Any picture among the records should be left out, please; retype the rest exactly.

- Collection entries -
____________

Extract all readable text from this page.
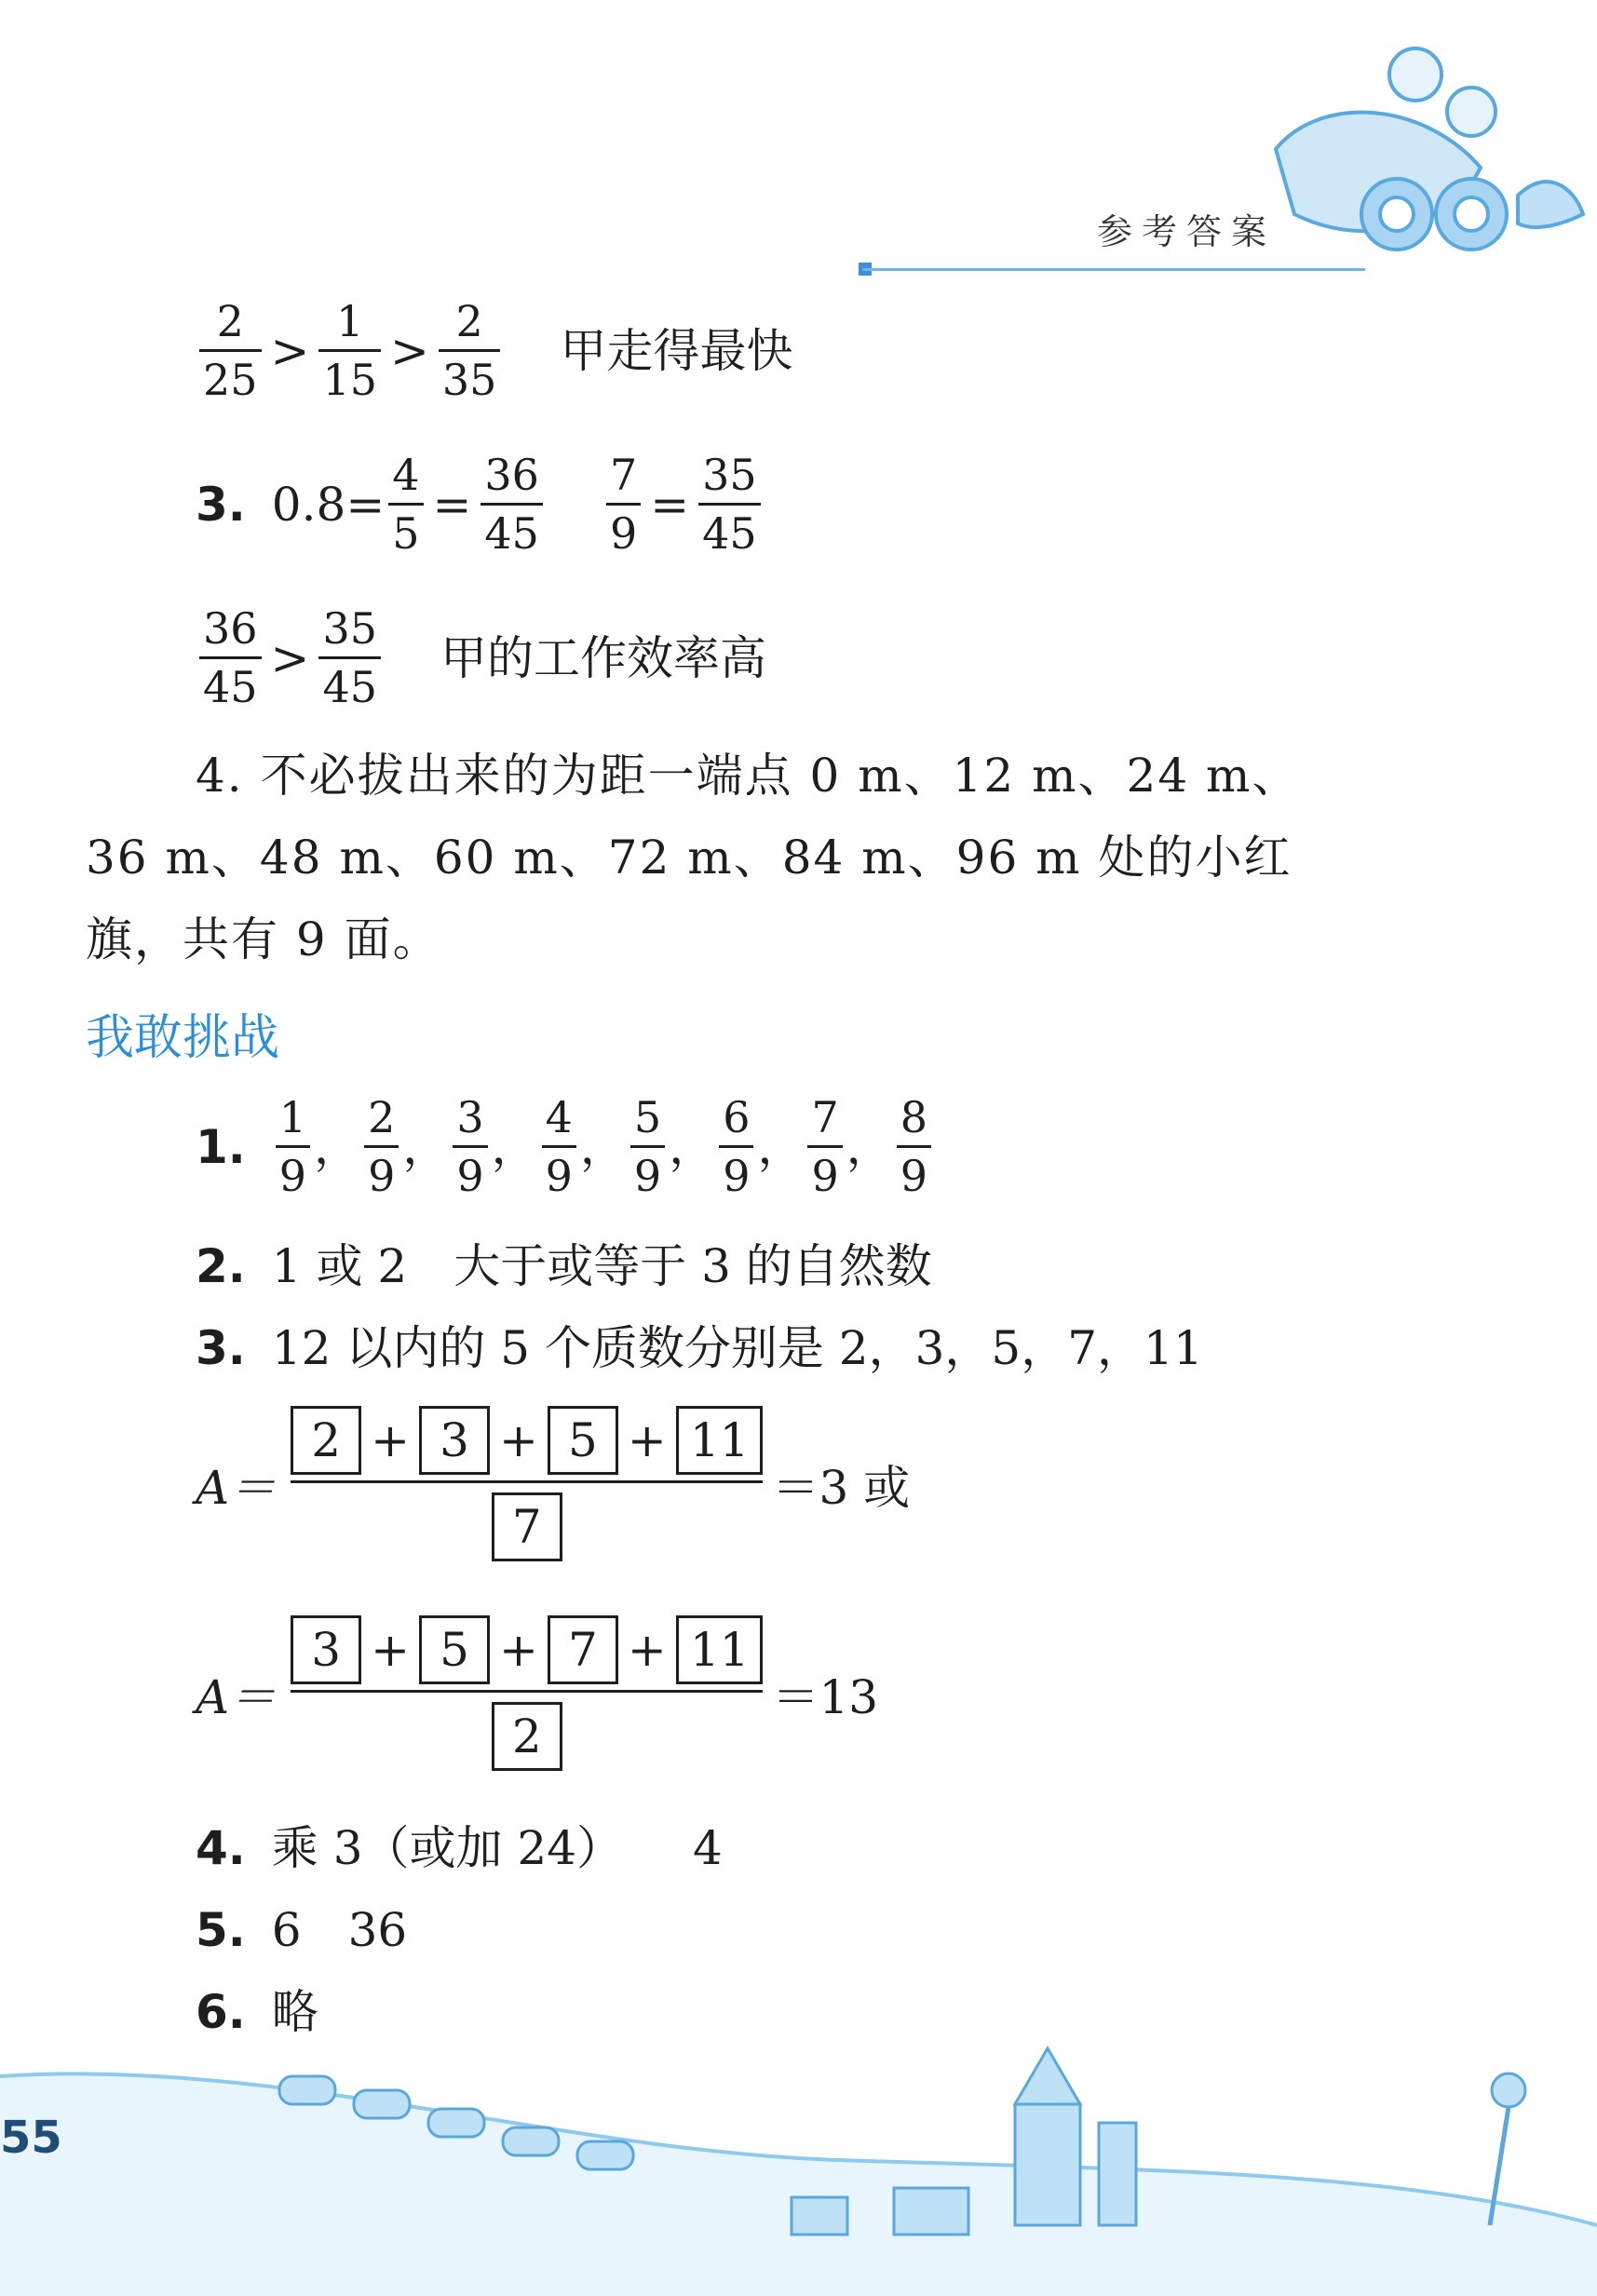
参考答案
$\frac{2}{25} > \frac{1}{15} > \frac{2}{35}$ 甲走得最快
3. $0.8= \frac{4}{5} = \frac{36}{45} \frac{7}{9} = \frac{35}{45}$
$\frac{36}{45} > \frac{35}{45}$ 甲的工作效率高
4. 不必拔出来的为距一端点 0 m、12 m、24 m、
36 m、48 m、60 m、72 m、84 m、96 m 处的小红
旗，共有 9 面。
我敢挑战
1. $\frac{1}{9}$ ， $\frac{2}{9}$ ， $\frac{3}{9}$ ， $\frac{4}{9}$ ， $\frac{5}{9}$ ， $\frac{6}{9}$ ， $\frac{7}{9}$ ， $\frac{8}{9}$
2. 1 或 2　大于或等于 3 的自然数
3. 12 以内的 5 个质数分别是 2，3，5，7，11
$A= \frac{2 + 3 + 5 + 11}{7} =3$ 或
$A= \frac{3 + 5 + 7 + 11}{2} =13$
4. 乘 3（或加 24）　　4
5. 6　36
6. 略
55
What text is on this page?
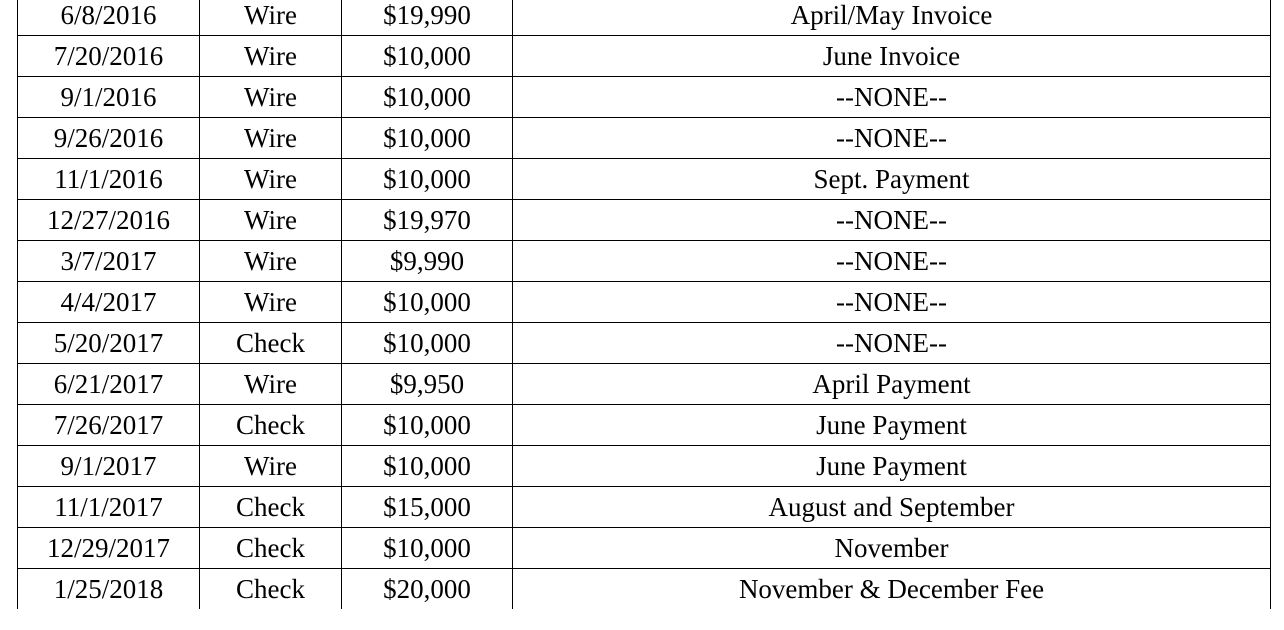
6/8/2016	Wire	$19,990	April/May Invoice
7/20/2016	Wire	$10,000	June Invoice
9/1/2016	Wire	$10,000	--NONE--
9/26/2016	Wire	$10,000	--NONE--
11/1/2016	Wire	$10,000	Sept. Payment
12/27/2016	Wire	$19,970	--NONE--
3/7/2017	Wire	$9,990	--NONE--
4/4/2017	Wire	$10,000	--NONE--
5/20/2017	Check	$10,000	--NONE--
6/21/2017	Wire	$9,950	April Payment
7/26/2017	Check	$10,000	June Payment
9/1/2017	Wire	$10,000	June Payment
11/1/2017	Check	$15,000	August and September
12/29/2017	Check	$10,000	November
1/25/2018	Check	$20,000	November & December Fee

____________

- TASK RESPONSE -
Extract all readable text from this page.
参考答案
$\frac{2}{25} > \frac{1}{15} > \frac{2}{35}$ 甲走得最快
3. $0.8= \frac{4}{5} = \frac{36}{45} \frac{7}{9} = \frac{35}{45}$
$\frac{36}{45} > \frac{35}{45}$ 甲的工作效率高
4. 不必拔出来的为距一端点 0 m、12 m、24 m、
36 m、48 m、60 m、72 m、84 m、96 m 处的小红
旗，共有 9 面。
我敢挑战
1. $\frac{1}{9}$ ， $\frac{2}{9}$ ， $\frac{3}{9}$ ， $\frac{4}{9}$ ， $\frac{5}{9}$ ， $\frac{6}{9}$ ， $\frac{7}{9}$ ， $\frac{8}{9}$
2. 1 或 2　大于或等于 3 的自然数
3. 12 以内的 5 个质数分别是 2，3，5，7，11
$A= \frac{2 + 3 + 5 + 11}{7} =3$ 或
$A= \frac{3 + 5 + 7 + 11}{2} =13$
4. 乘 3（或加 24）　　4
5. 6　36
6. 略
55
What text is on this page?
6/8/2016	Wire	$19,990	April/May Invoice
7/20/2016	Wire	$10,000	June Invoice
9/1/2016	Wire	$10,000	--NONE--
9/26/2016	Wire	$10,000	--NONE--
11/1/2016	Wire	$10,000	Sept. Payment
12/27/2016	Wire	$19,970	--NONE--
3/7/2017	Wire	$9,990	--NONE--
4/4/2017	Wire	$10,000	--NONE--
5/20/2017	Check	$10,000	--NONE--
6/21/2017	Wire	$9,950	April Payment
7/26/2017	Check	$10,000	June Payment
9/1/2017	Wire	$10,000	June Payment
11/1/2017	Check	$15,000	August and September
12/29/2017	Check	$10,000	November
1/25/2018	Check	$20,000	November & December Fee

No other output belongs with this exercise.